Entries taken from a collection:
********************
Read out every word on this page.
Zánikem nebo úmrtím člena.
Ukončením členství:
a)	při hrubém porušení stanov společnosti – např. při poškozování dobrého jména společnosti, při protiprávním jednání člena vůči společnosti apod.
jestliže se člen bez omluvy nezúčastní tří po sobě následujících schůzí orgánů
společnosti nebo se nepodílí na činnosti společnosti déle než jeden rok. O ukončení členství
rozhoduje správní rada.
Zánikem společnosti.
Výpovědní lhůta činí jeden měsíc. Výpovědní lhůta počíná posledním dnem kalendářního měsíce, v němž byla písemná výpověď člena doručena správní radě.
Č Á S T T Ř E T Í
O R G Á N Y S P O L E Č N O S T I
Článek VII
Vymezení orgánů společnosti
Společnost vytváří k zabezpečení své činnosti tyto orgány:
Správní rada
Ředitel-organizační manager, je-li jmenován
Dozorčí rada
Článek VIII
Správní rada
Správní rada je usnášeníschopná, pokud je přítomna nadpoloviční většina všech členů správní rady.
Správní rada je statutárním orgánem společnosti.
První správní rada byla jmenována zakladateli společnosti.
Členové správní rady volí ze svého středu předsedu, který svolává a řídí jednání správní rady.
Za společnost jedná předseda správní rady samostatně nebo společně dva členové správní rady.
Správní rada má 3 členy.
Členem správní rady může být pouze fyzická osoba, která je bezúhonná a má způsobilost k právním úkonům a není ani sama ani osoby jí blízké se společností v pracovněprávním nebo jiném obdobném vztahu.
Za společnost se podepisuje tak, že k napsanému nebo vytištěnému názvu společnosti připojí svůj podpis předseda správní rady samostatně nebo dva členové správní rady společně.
********************
• _THE TASK_: Make an exact copy of the records.

• _SOLUTION TO THIS EXERCISE_:
Read out every word on this page.
Zánikem nebo úmrtím člena.
Ukončením členství:
a)	při hrubém porušení stanov společnosti – např. při poškozování dobrého jména společnosti, při protiprávním jednání člena vůči společnosti apod.
jestliže se člen bez omluvy nezúčastní tří po sobě následujících schůzí orgánů
společnosti nebo se nepodílí na činnosti společnosti déle než jeden rok. O ukončení členství
rozhoduje správní rada.
Zánikem společnosti.
Výpovědní lhůta činí jeden měsíc. Výpovědní lhůta počíná posledním dnem kalendářního měsíce, v němž byla písemná výpověď člena doručena správní radě.
Č Á S T T Ř E T Í
O R G Á N Y S P O L E Č N O S T I
Článek VII
Vymezení orgánů společnosti
Společnost vytváří k zabezpečení své činnosti tyto orgány:
Správní rada
Ředitel-organizační manager, je-li jmenován
Dozorčí rada
Článek VIII
Správní rada
Správní rada je usnášeníschopná, pokud je přítomna nadpoloviční většina všech členů správní rady.
Správní rada je statutárním orgánem společnosti.
První správní rada byla jmenována zakladateli společnosti.
Členové správní rady volí ze svého středu předsedu, který svolává a řídí jednání správní rady.
Za společnost jedná předseda správní rady samostatně nebo společně dva členové správní rady.
Správní rada má 3 členy.
Členem správní rady může být pouze fyzická osoba, která je bezúhonná a má způsobilost k právním úkonům a není ani sama ani osoby jí blízké se společností v pracovněprávním nebo jiném obdobném vztahu.
Za společnost se podepisuje tak, že k napsanému nebo vytištěnému názvu společnosti připojí svůj podpis předseda správní rady samostatně nebo dva členové správní rady společně.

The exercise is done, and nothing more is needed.